PROVIDED MATERIAL:
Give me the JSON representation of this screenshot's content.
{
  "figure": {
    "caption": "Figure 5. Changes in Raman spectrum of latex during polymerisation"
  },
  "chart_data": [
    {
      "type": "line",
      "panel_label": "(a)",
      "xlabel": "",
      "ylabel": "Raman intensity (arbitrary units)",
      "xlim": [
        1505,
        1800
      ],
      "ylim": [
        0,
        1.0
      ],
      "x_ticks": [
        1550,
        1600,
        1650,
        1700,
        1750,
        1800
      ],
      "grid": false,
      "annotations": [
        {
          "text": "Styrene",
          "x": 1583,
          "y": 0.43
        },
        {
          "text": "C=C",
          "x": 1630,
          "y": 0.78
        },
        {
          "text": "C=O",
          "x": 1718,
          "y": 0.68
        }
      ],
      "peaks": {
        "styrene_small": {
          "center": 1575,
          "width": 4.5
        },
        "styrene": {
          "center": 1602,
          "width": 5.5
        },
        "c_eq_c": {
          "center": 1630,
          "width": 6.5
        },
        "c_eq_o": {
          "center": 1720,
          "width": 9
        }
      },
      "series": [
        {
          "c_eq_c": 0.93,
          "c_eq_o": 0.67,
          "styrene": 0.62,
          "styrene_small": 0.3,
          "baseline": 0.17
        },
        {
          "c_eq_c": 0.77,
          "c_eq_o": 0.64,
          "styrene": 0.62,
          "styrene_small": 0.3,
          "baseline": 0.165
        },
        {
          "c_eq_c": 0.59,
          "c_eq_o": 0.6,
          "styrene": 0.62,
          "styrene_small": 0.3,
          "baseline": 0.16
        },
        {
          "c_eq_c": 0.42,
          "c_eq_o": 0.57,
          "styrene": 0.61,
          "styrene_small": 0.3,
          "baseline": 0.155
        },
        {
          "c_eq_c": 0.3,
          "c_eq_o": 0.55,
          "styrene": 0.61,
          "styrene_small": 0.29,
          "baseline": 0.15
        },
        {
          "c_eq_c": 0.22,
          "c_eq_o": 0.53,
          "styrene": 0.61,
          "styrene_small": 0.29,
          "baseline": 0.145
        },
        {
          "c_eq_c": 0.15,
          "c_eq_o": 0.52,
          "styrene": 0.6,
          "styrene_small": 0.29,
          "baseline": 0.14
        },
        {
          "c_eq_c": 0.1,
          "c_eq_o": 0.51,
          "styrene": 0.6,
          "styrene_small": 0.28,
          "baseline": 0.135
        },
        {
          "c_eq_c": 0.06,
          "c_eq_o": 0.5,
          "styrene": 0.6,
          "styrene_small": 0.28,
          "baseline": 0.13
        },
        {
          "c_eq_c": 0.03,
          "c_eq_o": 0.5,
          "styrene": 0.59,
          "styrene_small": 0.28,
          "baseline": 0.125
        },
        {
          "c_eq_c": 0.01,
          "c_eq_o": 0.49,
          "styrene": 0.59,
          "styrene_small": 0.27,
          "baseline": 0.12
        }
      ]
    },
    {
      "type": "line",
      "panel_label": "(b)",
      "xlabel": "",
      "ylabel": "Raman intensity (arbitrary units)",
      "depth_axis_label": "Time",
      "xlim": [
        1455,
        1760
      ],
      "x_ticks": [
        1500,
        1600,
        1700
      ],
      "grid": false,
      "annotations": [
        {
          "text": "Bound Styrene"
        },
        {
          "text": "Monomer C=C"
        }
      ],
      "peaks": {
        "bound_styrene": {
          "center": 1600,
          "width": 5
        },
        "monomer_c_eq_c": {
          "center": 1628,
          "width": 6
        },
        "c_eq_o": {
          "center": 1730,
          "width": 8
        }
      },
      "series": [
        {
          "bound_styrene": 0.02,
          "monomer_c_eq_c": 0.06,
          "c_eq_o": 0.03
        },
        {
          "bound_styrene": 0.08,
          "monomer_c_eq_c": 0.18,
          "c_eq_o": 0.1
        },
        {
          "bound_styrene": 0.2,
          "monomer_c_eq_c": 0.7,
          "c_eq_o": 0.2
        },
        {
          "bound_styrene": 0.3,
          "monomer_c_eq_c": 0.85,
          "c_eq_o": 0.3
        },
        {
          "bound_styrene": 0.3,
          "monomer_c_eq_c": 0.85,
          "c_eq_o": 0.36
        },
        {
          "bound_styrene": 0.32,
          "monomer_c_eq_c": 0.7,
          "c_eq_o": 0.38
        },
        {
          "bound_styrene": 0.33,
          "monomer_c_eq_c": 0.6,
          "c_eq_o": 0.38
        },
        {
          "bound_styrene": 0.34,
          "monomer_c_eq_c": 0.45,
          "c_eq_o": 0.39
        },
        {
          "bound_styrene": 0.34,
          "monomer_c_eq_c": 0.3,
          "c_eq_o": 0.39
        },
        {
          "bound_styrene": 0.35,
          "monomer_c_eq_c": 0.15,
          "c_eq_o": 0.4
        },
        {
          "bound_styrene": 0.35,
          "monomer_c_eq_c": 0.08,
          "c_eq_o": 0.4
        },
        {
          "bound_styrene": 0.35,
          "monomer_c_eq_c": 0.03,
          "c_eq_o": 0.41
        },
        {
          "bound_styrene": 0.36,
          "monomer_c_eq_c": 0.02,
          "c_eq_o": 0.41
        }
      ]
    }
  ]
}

AIM: Copy out all of the records shown above exactly.

RESPONSE:
Give me the JSON representation of this screenshot's content.
{
  "figure": {
    "caption": "Figure 5. Changes in Raman spectrum of latex during polymerisation"
  },
  "chart_data": [
    {
      "type": "line",
      "panel_label": "(a)",
      "xlabel": "",
      "ylabel": "Raman intensity (arbitrary units)",
      "xlim": [
        1505,
        1800
      ],
      "ylim": [
        0,
        1.0
      ],
      "x_ticks": [
        1550,
        1600,
        1650,
        1700,
        1750,
        1800
      ],
      "grid": false,
      "annotations": [
        {
          "text": "Styrene",
          "x": 1583,
          "y": 0.43
        },
        {
          "text": "C=C",
          "x": 1630,
          "y": 0.78
        },
        {
          "text": "C=O",
          "x": 1718,
          "y": 0.68
        }
      ],
      "peaks": {
        "styrene_small": {
          "center": 1575,
          "width": 4.5
        },
        "styrene": {
          "center": 1602,
          "width": 5.5
        },
        "c_eq_c": {
          "center": 1630,
          "width": 6.5
        },
        "c_eq_o": {
          "center": 1720,
          "width": 9
        }
      },
      "series": [
        {
          "c_eq_c": 0.93,
          "c_eq_o": 0.67,
          "styrene": 0.62,
          "styrene_small": 0.3,
          "baseline": 0.17
        },
        {
          "c_eq_c": 0.77,
          "c_eq_o": 0.64,
          "styrene": 0.62,
          "styrene_small": 0.3,
          "baseline": 0.165
        },
        {
          "c_eq_c": 0.59,
          "c_eq_o": 0.6,
          "styrene": 0.62,
          "styrene_small": 0.3,
          "baseline": 0.16
        },
        {
          "c_eq_c": 0.42,
          "c_eq_o": 0.57,
          "styrene": 0.61,
          "styrene_small": 0.3,
          "baseline": 0.155
        },
        {
          "c_eq_c": 0.3,
          "c_eq_o": 0.55,
          "styrene": 0.61,
          "styrene_small": 0.29,
          "baseline": 0.15
        },
        {
          "c_eq_c": 0.22,
          "c_eq_o": 0.53,
          "styrene": 0.61,
          "styrene_small": 0.29,
          "baseline": 0.145
        },
        {
          "c_eq_c": 0.15,
          "c_eq_o": 0.52,
          "styrene": 0.6,
          "styrene_small": 0.29,
          "baseline": 0.14
        },
        {
          "c_eq_c": 0.1,
          "c_eq_o": 0.51,
          "styrene": 0.6,
          "styrene_small": 0.28,
          "baseline": 0.135
        },
        {
          "c_eq_c": 0.06,
          "c_eq_o": 0.5,
          "styrene": 0.6,
          "styrene_small": 0.28,
          "baseline": 0.13
        },
        {
          "c_eq_c": 0.03,
          "c_eq_o": 0.5,
          "styrene": 0.59,
          "styrene_small": 0.28,
          "baseline": 0.125
        },
        {
          "c_eq_c": 0.01,
          "c_eq_o": 0.49,
          "styrene": 0.59,
          "styrene_small": 0.27,
          "baseline": 0.12
        }
      ]
    },
    {
      "type": "line",
      "panel_label": "(b)",
      "xlabel": "",
      "ylabel": "Raman intensity (arbitrary units)",
      "depth_axis_label": "Time",
      "xlim": [
        1455,
        1760
      ],
      "x_ticks": [
        1500,
        1600,
        1700
      ],
      "grid": false,
      "annotations": [
        {
          "text": "Bound Styrene"
        },
        {
          "text": "Monomer C=C"
        }
      ],
      "peaks": {
        "bound_styrene": {
          "center": 1600,
          "width": 5
        },
        "monomer_c_eq_c": {
          "center": 1628,
          "width": 6
        },
        "c_eq_o": {
          "center": 1730,
          "width": 8
        }
      },
      "series": [
        {
          "bound_styrene": 0.02,
          "monomer_c_eq_c": 0.06,
          "c_eq_o": 0.03
        },
        {
          "bound_styrene": 0.08,
          "monomer_c_eq_c": 0.18,
          "c_eq_o": 0.1
        },
        {
          "bound_styrene": 0.2,
          "monomer_c_eq_c": 0.7,
          "c_eq_o": 0.2
        },
        {
          "bound_styrene": 0.3,
          "monomer_c_eq_c": 0.85,
          "c_eq_o": 0.3
        },
        {
          "bound_styrene": 0.3,
          "monomer_c_eq_c": 0.85,
          "c_eq_o": 0.36
        },
        {
          "bound_styrene": 0.32,
          "monomer_c_eq_c": 0.7,
          "c_eq_o": 0.38
        },
        {
          "bound_styrene": 0.33,
          "monomer_c_eq_c": 0.6,
          "c_eq_o": 0.38
        },
        {
          "bound_styrene": 0.34,
          "monomer_c_eq_c": 0.45,
          "c_eq_o": 0.39
        },
        {
          "bound_styrene": 0.34,
          "monomer_c_eq_c": 0.3,
          "c_eq_o": 0.39
        },
        {
          "bound_styrene": 0.35,
          "monomer_c_eq_c": 0.15,
          "c_eq_o": 0.4
        },
        {
          "bound_styrene": 0.35,
          "monomer_c_eq_c": 0.08,
          "c_eq_o": 0.4
        },
        {
          "bound_styrene": 0.35,
          "monomer_c_eq_c": 0.03,
          "c_eq_o": 0.41
        },
        {
          "bound_styrene": 0.36,
          "monomer_c_eq_c": 0.02,
          "c_eq_o": 0.41
        }
      ]
    }
  ]
}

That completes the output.